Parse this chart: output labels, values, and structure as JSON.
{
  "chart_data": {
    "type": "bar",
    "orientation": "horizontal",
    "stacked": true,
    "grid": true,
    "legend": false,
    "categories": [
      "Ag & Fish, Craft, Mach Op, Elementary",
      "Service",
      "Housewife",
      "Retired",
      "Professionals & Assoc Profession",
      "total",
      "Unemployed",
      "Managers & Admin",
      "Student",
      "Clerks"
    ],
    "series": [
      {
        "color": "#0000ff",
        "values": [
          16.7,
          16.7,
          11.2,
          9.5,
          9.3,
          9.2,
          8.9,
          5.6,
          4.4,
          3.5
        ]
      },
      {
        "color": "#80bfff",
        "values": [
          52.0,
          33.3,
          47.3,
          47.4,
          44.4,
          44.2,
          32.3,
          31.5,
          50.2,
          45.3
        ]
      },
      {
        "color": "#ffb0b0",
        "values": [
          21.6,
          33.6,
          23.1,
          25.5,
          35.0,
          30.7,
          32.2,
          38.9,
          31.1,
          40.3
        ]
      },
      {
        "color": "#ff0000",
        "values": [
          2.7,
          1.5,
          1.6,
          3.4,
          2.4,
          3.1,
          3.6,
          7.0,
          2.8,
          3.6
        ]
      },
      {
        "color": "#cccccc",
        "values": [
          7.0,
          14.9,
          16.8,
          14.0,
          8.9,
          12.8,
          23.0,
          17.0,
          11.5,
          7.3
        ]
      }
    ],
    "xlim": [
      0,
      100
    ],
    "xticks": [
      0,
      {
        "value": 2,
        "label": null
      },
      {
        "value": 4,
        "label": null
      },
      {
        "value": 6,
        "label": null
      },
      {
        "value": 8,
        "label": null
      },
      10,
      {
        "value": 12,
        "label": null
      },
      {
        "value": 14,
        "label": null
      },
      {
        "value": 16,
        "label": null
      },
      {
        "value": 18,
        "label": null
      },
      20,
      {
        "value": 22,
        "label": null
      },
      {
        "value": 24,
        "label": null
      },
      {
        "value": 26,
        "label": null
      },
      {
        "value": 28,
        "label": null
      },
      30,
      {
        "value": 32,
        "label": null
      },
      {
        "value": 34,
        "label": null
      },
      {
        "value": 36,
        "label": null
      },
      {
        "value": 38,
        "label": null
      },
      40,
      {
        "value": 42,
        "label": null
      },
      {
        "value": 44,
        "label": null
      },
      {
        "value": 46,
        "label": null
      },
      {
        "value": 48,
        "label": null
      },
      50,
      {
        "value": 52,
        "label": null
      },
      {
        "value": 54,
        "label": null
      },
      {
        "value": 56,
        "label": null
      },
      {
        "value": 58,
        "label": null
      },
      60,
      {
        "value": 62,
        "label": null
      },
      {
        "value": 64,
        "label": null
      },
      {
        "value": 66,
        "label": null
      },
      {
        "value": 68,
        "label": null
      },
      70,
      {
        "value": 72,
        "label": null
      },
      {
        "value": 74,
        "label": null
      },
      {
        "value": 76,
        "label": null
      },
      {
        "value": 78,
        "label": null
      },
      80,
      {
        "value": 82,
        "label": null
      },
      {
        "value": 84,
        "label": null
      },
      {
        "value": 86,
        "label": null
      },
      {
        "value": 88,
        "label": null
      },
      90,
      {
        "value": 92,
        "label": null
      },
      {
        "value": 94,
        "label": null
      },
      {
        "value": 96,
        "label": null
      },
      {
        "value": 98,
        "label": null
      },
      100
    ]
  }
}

○ ○ ○

- _Short exercise_
Every record shown above must be echoed exactly.

- _The reply_
Parse this chart: output labels, values, and structure as JSON.
{
  "chart_data": {
    "type": "bar",
    "orientation": "horizontal",
    "stacked": true,
    "grid": true,
    "legend": false,
    "categories": [
      "Ag & Fish, Craft, Mach Op, Elementary",
      "Service",
      "Housewife",
      "Retired",
      "Professionals & Assoc Profession",
      "total",
      "Unemployed",
      "Managers & Admin",
      "Student",
      "Clerks"
    ],
    "series": [
      {
        "color": "#0000ff",
        "values": [
          16.7,
          16.7,
          11.2,
          9.5,
          9.3,
          9.2,
          8.9,
          5.6,
          4.4,
          3.5
        ]
      },
      {
        "color": "#80bfff",
        "values": [
          52.0,
          33.3,
          47.3,
          47.4,
          44.4,
          44.2,
          32.3,
          31.5,
          50.2,
          45.3
        ]
      },
      {
        "color": "#ffb0b0",
        "values": [
          21.6,
          33.6,
          23.1,
          25.5,
          35.0,
          30.7,
          32.2,
          38.9,
          31.1,
          40.3
        ]
      },
      {
        "color": "#ff0000",
        "values": [
          2.7,
          1.5,
          1.6,
          3.4,
          2.4,
          3.1,
          3.6,
          7.0,
          2.8,
          3.6
        ]
      },
      {
        "color": "#cccccc",
        "values": [
          7.0,
          14.9,
          16.8,
          14.0,
          8.9,
          12.8,
          23.0,
          17.0,
          11.5,
          7.3
        ]
      }
    ],
    "xlim": [
      0,
      100
    ],
    "xticks": [
      0,
      {
        "value": 2,
        "label": null
      },
      {
        "value": 4,
        "label": null
      },
      {
        "value": 6,
        "label": null
      },
      {
        "value": 8,
        "label": null
      },
      10,
      {
        "value": 12,
        "label": null
      },
      {
        "value": 14,
        "label": null
      },
      {
        "value": 16,
        "label": null
      },
      {
        "value": 18,
        "label": null
      },
      20,
      {
        "value": 22,
        "label": null
      },
      {
        "value": 24,
        "label": null
      },
      {
        "value": 26,
        "label": null
      },
      {
        "value": 28,
        "label": null
      },
      30,
      {
        "value": 32,
        "label": null
      },
      {
        "value": 34,
        "label": null
      },
      {
        "value": 36,
        "label": null
      },
      {
        "value": 38,
        "label": null
      },
      40,
      {
        "value": 42,
        "label": null
      },
      {
        "value": 44,
        "label": null
      },
      {
        "value": 46,
        "label": null
      },
      {
        "value": 48,
        "label": null
      },
      50,
      {
        "value": 52,
        "label": null
      },
      {
        "value": 54,
        "label": null
      },
      {
        "value": 56,
        "label": null
      },
      {
        "value": 58,
        "label": null
      },
      60,
      {
        "value": 62,
        "label": null
      },
      {
        "value": 64,
        "label": null
      },
      {
        "value": 66,
        "label": null
      },
      {
        "value": 68,
        "label": null
      },
      70,
      {
        "value": 72,
        "label": null
      },
      {
        "value": 74,
        "label": null
      },
      {
        "value": 76,
        "label": null
      },
      {
        "value": 78,
        "label": null
      },
      80,
      {
        "value": 82,
        "label": null
      },
      {
        "value": 84,
        "label": null
      },
      {
        "value": 86,
        "label": null
      },
      {
        "value": 88,
        "label": null
      },
      90,
      {
        "value": 92,
        "label": null
      },
      {
        "value": 94,
        "label": null
      },
      {
        "value": 96,
        "label": null
      },
      {
        "value": 98,
        "label": null
      },
      100
    ]
  }
}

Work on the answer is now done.